:: TASKS TO COMPLETE ::
1. In the thread about knitting groups in Massachusetts, rewrite the paragraph that begins "Ask at a Michael's" as a short list that keeps its main facts.
2. Pick up the thread about knitting groups in Massachusetts and write what comes next after its final line.
# Start of EXCERPT TO READ
# Knitting group in MA



## Knittinginmass (Oct 21, 2015)

I live in Oxford MA 8 miles from Worcester and I would very much like to be in a knitting group. Dies anyone know if one in my area? Many thanks Robin


----------



## Nanaknits02360 (Sep 29, 2016)

Following! I'm in Plymouth!


----------



## suzrobbins (Aug 20, 2016)

We have a knit group in Falmouth.


----------



## suef3711 (Aug 30, 2011)

Do you go to any groups around Plymouth Nanaknits. I go to the one at the senior center in Plymouth and Bourne community building


----------



## suef3711 (Aug 30, 2011)

Where is the group in Falmouth and what day. I inquired at the senior center and there was none


----------



## Nanaknits02360 (Sep 29, 2016)

I haven't been to the senior center. I should look into it!


----------



## jmko (Dec 29, 2011)

There are groups at Quincy Senior Center and the Weymouth Senior Center I know.


----------



## jmko (Dec 29, 2011)

Ask at a Michael's, local yarn store, or AC Moore store, they should know if any group comes there to buy yarn. Call local Senior Centers-many have knitting groups. I found out about local groups when they were featured in our local newspaper. Good luck!


----------



## Knittinginmass (Oct 21, 2015)

Thank you. I had never thought of that. Robin in MA


----------



## craftygac (Dec 6, 2013)

No. American Marytrs Church in Auburn Ma has a group that meets once a week to do prayer shawls. You could call them. I saw it in the bulletin. I am more of avid crocheter but I do knit. I will watch this site and see how you are doing finding one.


----------



## Knittinginmass (Oct 21, 2015)

Thank you so much. That is just next door,..


----------



## craftygac (Dec 6, 2013)

If you are not successful and I can figure out a way to give you my email or phone number without breaking the rules of knitting paradise I would love to get together and enjoy a person to knit with or crochet with. Maybe someone watching this can tell me how.


----------



## suzrobbins (Aug 20, 2016)

The group is at the Falmouth Arts Center on Thursdays from 430- 7 pm. We have a great group. Do yarn crawls, having a potluck this weekend. Wonderful people!


----------



## Naughty Knitter (Apr 1, 2011)

craftygac said:


> If you are not successful and I can figure out a way to give you my email or phone number without breaking the rules of knitting paradise I would love to get together and enjoy a person to knit with or crochet with. Maybe someone watching this can tell me how.[/qu
> 
> Send a private message.


----------



## Jay Dee (Sep 15, 2016)
# End of EXCERPT TO READ
# Start of GIVEN DATA
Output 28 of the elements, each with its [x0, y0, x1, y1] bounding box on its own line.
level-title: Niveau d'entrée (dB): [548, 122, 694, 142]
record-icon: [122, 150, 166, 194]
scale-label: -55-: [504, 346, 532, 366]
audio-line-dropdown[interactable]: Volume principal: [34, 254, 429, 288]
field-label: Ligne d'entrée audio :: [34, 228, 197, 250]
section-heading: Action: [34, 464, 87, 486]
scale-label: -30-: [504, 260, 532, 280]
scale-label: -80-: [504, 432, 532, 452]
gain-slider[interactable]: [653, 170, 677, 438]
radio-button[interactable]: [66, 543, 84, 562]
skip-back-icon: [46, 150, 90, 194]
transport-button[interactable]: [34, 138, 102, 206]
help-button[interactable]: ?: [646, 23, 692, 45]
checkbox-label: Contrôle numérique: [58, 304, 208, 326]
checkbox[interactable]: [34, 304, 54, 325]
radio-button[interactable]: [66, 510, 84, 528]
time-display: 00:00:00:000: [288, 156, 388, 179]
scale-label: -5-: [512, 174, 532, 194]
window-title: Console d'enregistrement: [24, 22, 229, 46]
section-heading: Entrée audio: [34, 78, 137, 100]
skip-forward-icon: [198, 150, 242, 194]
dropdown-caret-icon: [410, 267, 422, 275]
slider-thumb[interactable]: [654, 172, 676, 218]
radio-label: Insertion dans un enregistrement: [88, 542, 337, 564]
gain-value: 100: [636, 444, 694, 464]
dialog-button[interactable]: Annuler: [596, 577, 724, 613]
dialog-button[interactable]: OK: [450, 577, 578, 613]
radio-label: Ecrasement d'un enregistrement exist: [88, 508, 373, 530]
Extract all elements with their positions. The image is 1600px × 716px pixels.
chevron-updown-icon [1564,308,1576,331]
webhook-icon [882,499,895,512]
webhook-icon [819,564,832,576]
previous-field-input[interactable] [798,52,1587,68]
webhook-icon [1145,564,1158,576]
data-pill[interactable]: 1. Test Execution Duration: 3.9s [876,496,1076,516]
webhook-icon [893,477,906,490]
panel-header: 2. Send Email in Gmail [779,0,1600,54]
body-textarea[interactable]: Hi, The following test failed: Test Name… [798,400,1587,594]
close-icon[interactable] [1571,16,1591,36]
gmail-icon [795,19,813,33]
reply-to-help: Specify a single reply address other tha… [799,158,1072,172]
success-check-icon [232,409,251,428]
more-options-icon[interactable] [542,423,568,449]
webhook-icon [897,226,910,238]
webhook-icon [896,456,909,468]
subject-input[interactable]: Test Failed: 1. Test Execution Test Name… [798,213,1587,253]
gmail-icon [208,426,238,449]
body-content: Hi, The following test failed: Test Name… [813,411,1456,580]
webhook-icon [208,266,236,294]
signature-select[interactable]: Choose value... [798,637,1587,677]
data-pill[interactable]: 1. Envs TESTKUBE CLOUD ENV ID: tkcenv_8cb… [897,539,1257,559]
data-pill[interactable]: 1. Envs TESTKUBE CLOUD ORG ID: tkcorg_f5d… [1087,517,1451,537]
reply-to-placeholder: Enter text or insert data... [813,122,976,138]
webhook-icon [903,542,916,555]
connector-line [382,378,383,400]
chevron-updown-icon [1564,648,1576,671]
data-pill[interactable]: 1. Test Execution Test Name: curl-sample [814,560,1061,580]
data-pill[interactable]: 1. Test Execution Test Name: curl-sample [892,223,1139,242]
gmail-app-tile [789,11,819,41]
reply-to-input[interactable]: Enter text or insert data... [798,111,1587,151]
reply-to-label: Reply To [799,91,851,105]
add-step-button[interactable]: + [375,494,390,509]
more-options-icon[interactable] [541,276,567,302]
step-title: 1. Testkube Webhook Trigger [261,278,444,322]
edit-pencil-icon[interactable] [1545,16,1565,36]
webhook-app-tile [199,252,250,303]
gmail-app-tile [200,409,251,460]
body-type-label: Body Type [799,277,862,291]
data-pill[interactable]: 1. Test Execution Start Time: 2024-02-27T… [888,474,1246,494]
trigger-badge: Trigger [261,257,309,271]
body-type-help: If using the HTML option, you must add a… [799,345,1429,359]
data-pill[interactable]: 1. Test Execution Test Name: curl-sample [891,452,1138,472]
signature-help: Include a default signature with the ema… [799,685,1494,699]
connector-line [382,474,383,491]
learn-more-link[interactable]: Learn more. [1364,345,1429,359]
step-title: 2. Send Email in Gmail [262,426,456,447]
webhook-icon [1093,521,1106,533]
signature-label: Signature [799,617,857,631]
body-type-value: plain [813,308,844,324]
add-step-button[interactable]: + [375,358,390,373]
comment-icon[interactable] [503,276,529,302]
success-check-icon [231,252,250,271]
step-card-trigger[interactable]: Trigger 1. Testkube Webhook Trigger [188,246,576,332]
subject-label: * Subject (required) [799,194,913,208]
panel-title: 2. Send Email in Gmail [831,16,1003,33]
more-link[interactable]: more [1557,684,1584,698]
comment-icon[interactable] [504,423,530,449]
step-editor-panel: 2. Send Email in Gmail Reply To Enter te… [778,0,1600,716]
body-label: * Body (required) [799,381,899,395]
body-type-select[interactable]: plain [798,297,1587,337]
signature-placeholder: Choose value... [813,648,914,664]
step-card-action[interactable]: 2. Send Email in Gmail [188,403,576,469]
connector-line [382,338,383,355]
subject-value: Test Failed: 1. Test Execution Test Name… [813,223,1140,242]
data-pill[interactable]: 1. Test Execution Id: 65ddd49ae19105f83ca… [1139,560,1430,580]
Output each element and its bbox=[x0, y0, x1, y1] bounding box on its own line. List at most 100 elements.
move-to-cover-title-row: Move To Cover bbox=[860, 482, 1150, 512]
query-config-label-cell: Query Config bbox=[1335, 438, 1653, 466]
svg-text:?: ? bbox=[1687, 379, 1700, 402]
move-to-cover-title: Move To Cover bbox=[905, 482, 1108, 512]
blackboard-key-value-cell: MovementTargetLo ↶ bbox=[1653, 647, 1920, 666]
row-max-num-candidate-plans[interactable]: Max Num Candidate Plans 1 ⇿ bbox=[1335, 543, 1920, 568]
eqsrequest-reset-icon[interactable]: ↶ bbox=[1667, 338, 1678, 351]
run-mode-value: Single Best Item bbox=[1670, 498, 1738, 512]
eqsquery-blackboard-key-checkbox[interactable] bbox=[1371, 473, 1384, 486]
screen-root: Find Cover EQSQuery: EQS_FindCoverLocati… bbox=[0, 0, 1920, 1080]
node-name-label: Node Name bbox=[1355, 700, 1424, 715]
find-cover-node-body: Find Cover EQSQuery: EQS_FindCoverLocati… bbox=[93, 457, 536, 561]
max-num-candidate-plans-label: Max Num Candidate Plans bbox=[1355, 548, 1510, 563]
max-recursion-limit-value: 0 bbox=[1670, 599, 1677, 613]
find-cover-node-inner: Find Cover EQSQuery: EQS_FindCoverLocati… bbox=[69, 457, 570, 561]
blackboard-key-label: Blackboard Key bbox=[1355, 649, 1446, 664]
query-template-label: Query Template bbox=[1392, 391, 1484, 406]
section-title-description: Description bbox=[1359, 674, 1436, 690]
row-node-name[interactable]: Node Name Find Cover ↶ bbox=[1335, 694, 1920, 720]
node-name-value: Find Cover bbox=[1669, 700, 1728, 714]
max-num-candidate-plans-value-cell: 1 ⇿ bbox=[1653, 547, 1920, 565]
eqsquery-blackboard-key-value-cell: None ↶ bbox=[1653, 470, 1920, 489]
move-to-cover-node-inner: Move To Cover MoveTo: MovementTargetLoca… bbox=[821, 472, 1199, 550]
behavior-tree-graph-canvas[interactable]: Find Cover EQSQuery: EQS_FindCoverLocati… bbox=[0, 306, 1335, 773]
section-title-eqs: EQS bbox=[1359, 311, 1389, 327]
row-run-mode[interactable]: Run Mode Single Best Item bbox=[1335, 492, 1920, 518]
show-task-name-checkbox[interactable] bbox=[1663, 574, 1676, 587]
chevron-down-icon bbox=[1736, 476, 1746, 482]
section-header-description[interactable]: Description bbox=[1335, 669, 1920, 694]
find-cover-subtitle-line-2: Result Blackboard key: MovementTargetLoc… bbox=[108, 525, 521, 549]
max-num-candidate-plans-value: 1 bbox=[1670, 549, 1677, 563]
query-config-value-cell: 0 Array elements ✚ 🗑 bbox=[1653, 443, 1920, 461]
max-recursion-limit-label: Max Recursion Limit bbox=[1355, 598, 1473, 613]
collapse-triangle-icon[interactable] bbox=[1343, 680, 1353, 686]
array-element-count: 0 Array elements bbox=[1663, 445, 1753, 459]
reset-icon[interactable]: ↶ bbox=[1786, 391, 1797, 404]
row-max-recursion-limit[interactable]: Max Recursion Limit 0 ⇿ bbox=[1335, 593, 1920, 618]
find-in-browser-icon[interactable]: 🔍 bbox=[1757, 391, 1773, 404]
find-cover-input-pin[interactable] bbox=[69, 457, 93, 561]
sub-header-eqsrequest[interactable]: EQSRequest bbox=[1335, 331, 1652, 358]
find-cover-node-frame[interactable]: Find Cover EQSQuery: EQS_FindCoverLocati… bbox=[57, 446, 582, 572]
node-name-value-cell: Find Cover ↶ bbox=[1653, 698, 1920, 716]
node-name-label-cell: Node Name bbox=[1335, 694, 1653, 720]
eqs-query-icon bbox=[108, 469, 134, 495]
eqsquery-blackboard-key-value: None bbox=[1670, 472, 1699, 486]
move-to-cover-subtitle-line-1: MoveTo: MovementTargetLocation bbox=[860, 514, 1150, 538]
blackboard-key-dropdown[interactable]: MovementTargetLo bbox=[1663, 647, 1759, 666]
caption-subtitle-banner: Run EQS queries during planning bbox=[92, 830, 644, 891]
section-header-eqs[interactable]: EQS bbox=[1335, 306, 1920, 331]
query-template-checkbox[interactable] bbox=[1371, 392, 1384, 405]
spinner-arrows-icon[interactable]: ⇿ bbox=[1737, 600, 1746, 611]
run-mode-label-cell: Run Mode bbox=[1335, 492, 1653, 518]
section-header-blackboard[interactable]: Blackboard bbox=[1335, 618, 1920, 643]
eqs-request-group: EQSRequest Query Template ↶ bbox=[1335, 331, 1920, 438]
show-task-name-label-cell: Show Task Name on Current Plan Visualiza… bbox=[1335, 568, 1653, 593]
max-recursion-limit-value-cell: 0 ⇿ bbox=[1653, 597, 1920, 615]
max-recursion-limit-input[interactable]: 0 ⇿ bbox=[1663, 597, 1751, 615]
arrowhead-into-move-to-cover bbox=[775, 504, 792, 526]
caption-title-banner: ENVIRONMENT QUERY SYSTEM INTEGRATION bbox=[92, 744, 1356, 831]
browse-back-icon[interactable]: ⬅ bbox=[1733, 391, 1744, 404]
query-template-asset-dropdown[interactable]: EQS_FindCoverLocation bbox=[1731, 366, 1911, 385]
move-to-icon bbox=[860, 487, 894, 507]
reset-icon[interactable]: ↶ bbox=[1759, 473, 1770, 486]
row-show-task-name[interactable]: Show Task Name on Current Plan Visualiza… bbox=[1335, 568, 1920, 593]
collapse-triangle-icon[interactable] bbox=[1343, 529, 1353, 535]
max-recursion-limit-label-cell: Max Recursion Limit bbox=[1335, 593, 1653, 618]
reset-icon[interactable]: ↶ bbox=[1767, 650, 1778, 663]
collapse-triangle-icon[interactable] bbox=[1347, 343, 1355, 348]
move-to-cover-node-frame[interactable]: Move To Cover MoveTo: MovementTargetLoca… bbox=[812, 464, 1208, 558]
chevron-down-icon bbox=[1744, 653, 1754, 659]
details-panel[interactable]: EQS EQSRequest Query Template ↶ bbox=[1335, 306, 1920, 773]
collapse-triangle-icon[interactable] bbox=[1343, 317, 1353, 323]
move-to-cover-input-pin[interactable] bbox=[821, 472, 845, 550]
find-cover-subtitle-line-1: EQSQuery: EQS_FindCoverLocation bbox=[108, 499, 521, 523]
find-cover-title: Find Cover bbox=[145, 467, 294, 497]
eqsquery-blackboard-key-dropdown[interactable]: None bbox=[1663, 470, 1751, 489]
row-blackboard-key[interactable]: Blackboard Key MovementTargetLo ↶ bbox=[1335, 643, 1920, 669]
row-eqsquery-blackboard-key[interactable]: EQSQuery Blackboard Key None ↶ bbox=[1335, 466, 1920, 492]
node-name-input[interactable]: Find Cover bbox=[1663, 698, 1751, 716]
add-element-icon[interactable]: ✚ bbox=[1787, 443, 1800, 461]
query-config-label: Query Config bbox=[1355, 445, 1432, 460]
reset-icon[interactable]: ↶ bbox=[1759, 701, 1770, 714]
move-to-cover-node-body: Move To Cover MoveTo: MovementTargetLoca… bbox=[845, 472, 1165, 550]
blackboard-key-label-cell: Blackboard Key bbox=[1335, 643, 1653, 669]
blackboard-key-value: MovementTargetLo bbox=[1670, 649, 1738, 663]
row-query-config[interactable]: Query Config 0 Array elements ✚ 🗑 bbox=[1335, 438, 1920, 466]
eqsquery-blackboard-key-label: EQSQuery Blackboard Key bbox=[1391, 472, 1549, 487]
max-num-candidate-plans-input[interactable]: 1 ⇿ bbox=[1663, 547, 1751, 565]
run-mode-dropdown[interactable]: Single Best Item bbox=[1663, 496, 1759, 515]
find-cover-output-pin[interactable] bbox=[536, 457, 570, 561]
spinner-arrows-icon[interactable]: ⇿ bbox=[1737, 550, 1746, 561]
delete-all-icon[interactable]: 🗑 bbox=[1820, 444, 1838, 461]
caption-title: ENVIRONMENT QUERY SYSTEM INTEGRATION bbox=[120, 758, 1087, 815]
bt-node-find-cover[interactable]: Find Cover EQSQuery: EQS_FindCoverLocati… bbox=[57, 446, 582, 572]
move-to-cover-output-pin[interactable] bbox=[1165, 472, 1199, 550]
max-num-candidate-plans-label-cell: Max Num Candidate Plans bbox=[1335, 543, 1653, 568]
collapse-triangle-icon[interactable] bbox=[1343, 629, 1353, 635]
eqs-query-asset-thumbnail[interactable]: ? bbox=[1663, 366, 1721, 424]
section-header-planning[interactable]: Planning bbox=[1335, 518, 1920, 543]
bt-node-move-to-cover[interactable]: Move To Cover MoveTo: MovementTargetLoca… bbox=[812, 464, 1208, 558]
# End of GIVEN DATA
:: ANSWERS TO THE TASKS ::
1.
- Ask at a Michael's, a local yarn store, or an AC Moore store whether any group comes there to buy yarn.
- Call local senior centers, since many have knitting groups.
- Watch the local newspaper, which is where the poster learned about local groups when they were featured.

2.
Hi, I'm in Waltham Ma. Any knitting groups near by? Tks


----------



## unicornbus (Jan 25, 2014)

How about New Bedford, any knitting (or crocheting) groups here?


----------



## unicornbus (Jan 25, 2014)

How about New Bedford, any knitting (or crocheting) groups here?


----------



## suzrobbins (Aug 20, 2016)

Have you tried Eva's in Fairhaven?


----------



## unicornbus (Jan 25, 2014)

suzrobbins said:


> Have you tried Eva's in Fairhaven?


No I haven't Is that on Main St?


----------



## mousepotato (May 30, 2011)

Robin, Try the Sheep Shack in Holden, or the shop on Pleasant St. in Worcester (can't think of the name). If you get desperate, PM me, I've haven't had a knitting group for a few years now, and I'm not that far from you. To my knowledge the local Michaels and A C Moore stores don't have knitting groups.


----------



## tatesgirl (Mar 27, 2011)

craftygac said:


> Maybe someone watching this can tell me how.


Go to the top of the page, click on Personal Messages, arrow down and "follow your nose." You can talk to anyone via PMs.

Also - for all inquirers - I have my group at the local senior center Thursday mornings and there's another that meets on Wednesday nights at our library, plus I occasionally visit another group that meets Mondays at a library in a nearby town.

Groups are out there and if you can't find one, ASK if you can start one at your senior center.


----------



## DickWorrall (May 9, 2011)

I live in Woonsocket, RI.
Our local library has has a group that meets once a week.
Check out your local library too.
Dick


----------



## MaBee (Jul 13, 2015)

Worcester Senior Center has one on Wednesdays.


----------



## MaBee (Jul 13, 2015)

Worcester Senior Center has one on Wednesdays.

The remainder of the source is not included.